## start PROVIDED MATERIAL
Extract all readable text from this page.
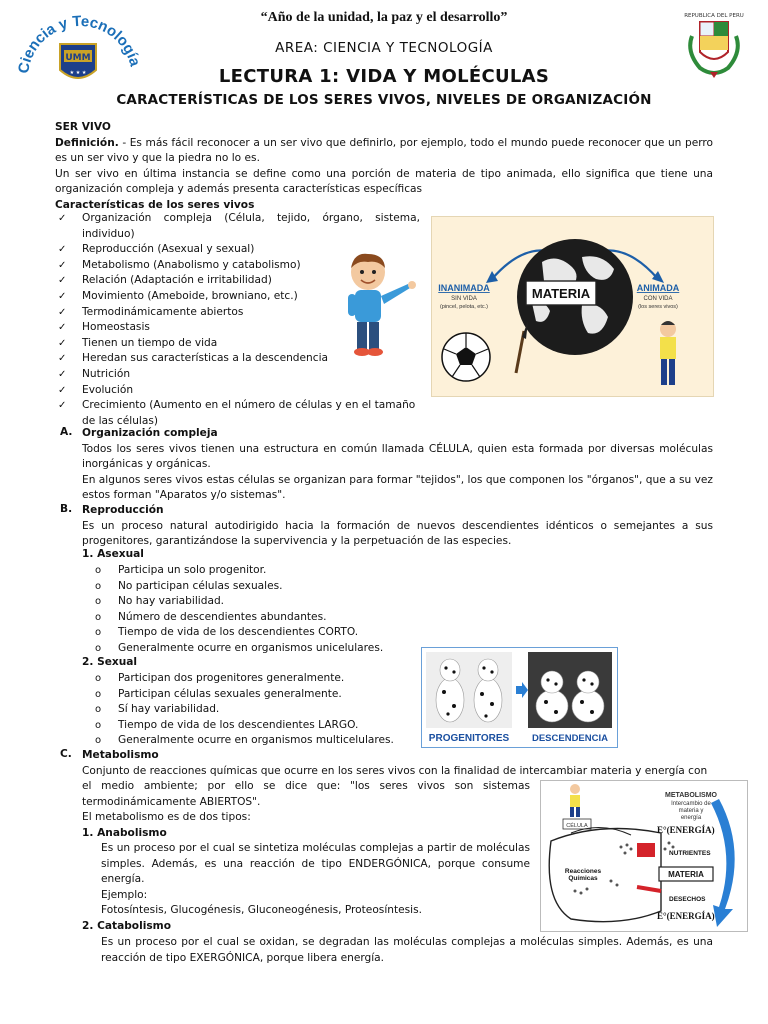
“Año de la unidad, la paz y el desarrollo”
Ciencia y Tecnología
UMM
★ ★ ★
REPUBLICA DEL PERU
AREA: CIENCIA Y TECNOLOGÍA
LECTURA 1: VIDA Y MOLÉCULAS
CARACTERÍSTICAS DE LOS SERES VIVOS, NIVELES DE ORGANIZACIÓN
SER VIVO
Definición. - Es más fácil reconocer a un ser vivo que definirlo, por ejemplo, todo el mundo puede reconocer que un perro es un ser vivo y que la piedra no lo es.
Un ser vivo en última instancia se define como una porción de materia de tipo animada, ello significa que tiene una organización compleja y además presenta características específicas
Características de los seres vivos
✓ Organización compleja (Célula, tejido, órgano, sistema, individuo)
✓ Reproducción (Asexual y sexual)
✓ Metabolismo (Anabolismo y catabolismo)
✓ Relación (Adaptación e irritabilidad)
✓ Movimiento (Ameboide, browniano, etc.)
✓ Termodinámicamente abiertos
✓ Homeostasis
✓ Tienen un tiempo de vida
✓ Heredan sus características a la descendencia
✓ Nutrición
✓ Evolución
✓ Crecimiento (Aumento en el número de células y en el tamaño de las células)
MATERIA
INANIMADA
SIN VIDA
(pincel, pelota, etc.)
ANIMADA
CON VIDA
(los seres vivos)
A. Organización compleja
Todos los seres vivos tienen una estructura en común llamada CÉLULA, quien esta formada por diversas moléculas inorgánicas y orgánicas.
En algunos seres vivos estas células se organizan para formar "tejidos", los que componen los "órganos", que a su vez estos forman "Aparatos y/o sistemas".
B. Reproducción
Es un proceso natural autodirigido hacia la formación de nuevos descendientes idénticos o semejantes a sus progenitores, garantizándose la supervivencia y la perpetuación de las especies.
1. Asexual
o Participa un solo progenitor.
o No participan células sexuales.
o No hay variabilidad.
o Número de descendientes abundantes.
o Tiempo de vida de los descendientes CORTO.
o Generalmente ocurre en organismos unicelulares.
2. Sexual
o Participan dos progenitores generalmente.
o Participan células sexuales generalmente.
o Sí hay variabilidad.
o Tiempo de vida de los descendientes LARGO.
o Generalmente ocurre en organismos multicelulares.	PROGENITORES DESCENDENCIA
C. Metabolismo
Conjunto de reacciones químicas que ocurre en los seres vivos con la finalidad de intercambiar materia y energía con
el medio ambiente; por ello se dice que: "los seres vivos son sistemas
termodinámicamente ABIERTOS".
El metabolismo es de dos tipos:
1. Anabolismo
Es un proceso por el cual se sintetiza moléculas complejas a partir de moléculas
simples. Además, es una reacción de tipo ENDERGÓNICA, porque consume
energía.
Ejemplo:
Fotosíntesis, Glucogénesis, Gluconeogénesis, Proteosíntesis.
2. Catabolismo
Es un proceso por el cual se oxidan, se degradan las moléculas complejas a moléculas simples. Además, es una reacción de tipo EXERGÓNICA, porque libera energía.
METABOLISMO
Intercambio de
materia y
energía
CÉLULA	E°(ENERGÍA)
NUTRIENTES
Reacciones
Químicas	MATERIA
DESECHOS
E°(ENERGÍA)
## end PROVIDED MATERIAL
* _REQUEST_
Set down the material exactly, every line of it, except for the pictures.

* _EXPECTED ANSWER_
Extract all readable text from this page.
“Año de la unidad, la paz y el desarrollo”
Ciencia y Tecnología
UMM
★ ★ ★
REPUBLICA DEL PERU
AREA: CIENCIA Y TECNOLOGÍA
LECTURA 1: VIDA Y MOLÉCULAS
CARACTERÍSTICAS DE LOS SERES VIVOS, NIVELES DE ORGANIZACIÓN
SER VIVO
Definición. - Es más fácil reconocer a un ser vivo que definirlo, por ejemplo, todo el mundo puede reconocer que un perro es un ser vivo y que la piedra no lo es.
Un ser vivo en última instancia se define como una porción de materia de tipo animada, ello significa que tiene una organización compleja y además presenta características específicas
Características de los seres vivos
✓ Organización compleja (Célula, tejido, órgano, sistema, individuo)
✓ Reproducción (Asexual y sexual)
✓ Metabolismo (Anabolismo y catabolismo)
✓ Relación (Adaptación e irritabilidad)
✓ Movimiento (Ameboide, browniano, etc.)
✓ Termodinámicamente abiertos
✓ Homeostasis
✓ Tienen un tiempo de vida
✓ Heredan sus características a la descendencia
✓ Nutrición
✓ Evolución
✓ Crecimiento (Aumento en el número de células y en el tamaño de las células)
MATERIA
INANIMADA
SIN VIDA
(pincel, pelota, etc.)
ANIMADA
CON VIDA
(los seres vivos)
A. Organización compleja
Todos los seres vivos tienen una estructura en común llamada CÉLULA, quien esta formada por diversas moléculas inorgánicas y orgánicas.
En algunos seres vivos estas células se organizan para formar "tejidos", los que componen los "órganos", que a su vez estos forman "Aparatos y/o sistemas".
B. Reproducción
Es un proceso natural autodirigido hacia la formación de nuevos descendientes idénticos o semejantes a sus progenitores, garantizándose la supervivencia y la perpetuación de las especies.
1. Asexual
o Participa un solo progenitor.
o No participan células sexuales.
o No hay variabilidad.
o Número de descendientes abundantes.
o Tiempo de vida de los descendientes CORTO.
o Generalmente ocurre en organismos unicelulares.
2. Sexual
o Participan dos progenitores generalmente.
o Participan células sexuales generalmente.
o Sí hay variabilidad.
o Tiempo de vida de los descendientes LARGO.
o Generalmente ocurre en organismos multicelulares.	PROGENITORES DESCENDENCIA
C. Metabolismo
Conjunto de reacciones químicas que ocurre en los seres vivos con la finalidad de intercambiar materia y energía con
el medio ambiente; por ello se dice que: "los seres vivos son sistemas
termodinámicamente ABIERTOS".
El metabolismo es de dos tipos:
1. Anabolismo
Es un proceso por el cual se sintetiza moléculas complejas a partir de moléculas
simples. Además, es una reacción de tipo ENDERGÓNICA, porque consume
energía.
Ejemplo:
Fotosíntesis, Glucogénesis, Gluconeogénesis, Proteosíntesis.
2. Catabolismo
Es un proceso por el cual se oxidan, se degradan las moléculas complejas a moléculas simples. Además, es una reacción de tipo EXERGÓNICA, porque libera energía.
METABOLISMO
Intercambio de
materia y
energía
CÉLULA	E°(ENERGÍA)
NUTRIENTES
Reacciones
Químicas	MATERIA
DESECHOS
E°(ENERGÍA)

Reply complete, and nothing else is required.